• _Your goal_
Exactly as they appear, output all of the entries.

## begin

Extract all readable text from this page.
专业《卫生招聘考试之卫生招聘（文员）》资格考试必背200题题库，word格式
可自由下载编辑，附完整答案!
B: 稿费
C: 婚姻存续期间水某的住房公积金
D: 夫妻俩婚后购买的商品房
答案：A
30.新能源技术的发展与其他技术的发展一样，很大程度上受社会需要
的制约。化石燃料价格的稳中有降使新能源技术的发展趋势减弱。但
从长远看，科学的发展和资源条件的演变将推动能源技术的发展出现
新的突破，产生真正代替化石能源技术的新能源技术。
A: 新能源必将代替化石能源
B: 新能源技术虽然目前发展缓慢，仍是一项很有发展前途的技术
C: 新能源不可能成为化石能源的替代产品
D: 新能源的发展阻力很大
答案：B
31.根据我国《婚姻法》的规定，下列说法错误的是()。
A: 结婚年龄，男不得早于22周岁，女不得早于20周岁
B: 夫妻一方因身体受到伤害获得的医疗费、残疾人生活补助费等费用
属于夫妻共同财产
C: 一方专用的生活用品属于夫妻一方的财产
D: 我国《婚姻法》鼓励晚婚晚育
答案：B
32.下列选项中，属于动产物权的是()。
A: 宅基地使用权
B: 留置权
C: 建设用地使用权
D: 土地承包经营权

## end

• _Task solution_
Extract all readable text from this page.
专业《卫生招聘考试之卫生招聘（文员）》资格考试必背200题题库，word格式
可自由下载编辑，附完整答案!
B: 稿费
C: 婚姻存续期间水某的住房公积金
D: 夫妻俩婚后购买的商品房
答案：A
30.新能源技术的发展与其他技术的发展一样，很大程度上受社会需要
的制约。化石燃料价格的稳中有降使新能源技术的发展趋势减弱。但
从长远看，科学的发展和资源条件的演变将推动能源技术的发展出现
新的突破，产生真正代替化石能源技术的新能源技术。
A: 新能源必将代替化石能源
B: 新能源技术虽然目前发展缓慢，仍是一项很有发展前途的技术
C: 新能源不可能成为化石能源的替代产品
D: 新能源的发展阻力很大
答案：B
31.根据我国《婚姻法》的规定，下列说法错误的是()。
A: 结婚年龄，男不得早于22周岁，女不得早于20周岁
B: 夫妻一方因身体受到伤害获得的医疗费、残疾人生活补助费等费用
属于夫妻共同财产
C: 一方专用的生活用品属于夫妻一方的财产
D: 我国《婚姻法》鼓励晚婚晚育
答案：B
32.下列选项中，属于动产物权的是()。
A: 宅基地使用权
B: 留置权
C: 建设用地使用权
D: 土地承包经营权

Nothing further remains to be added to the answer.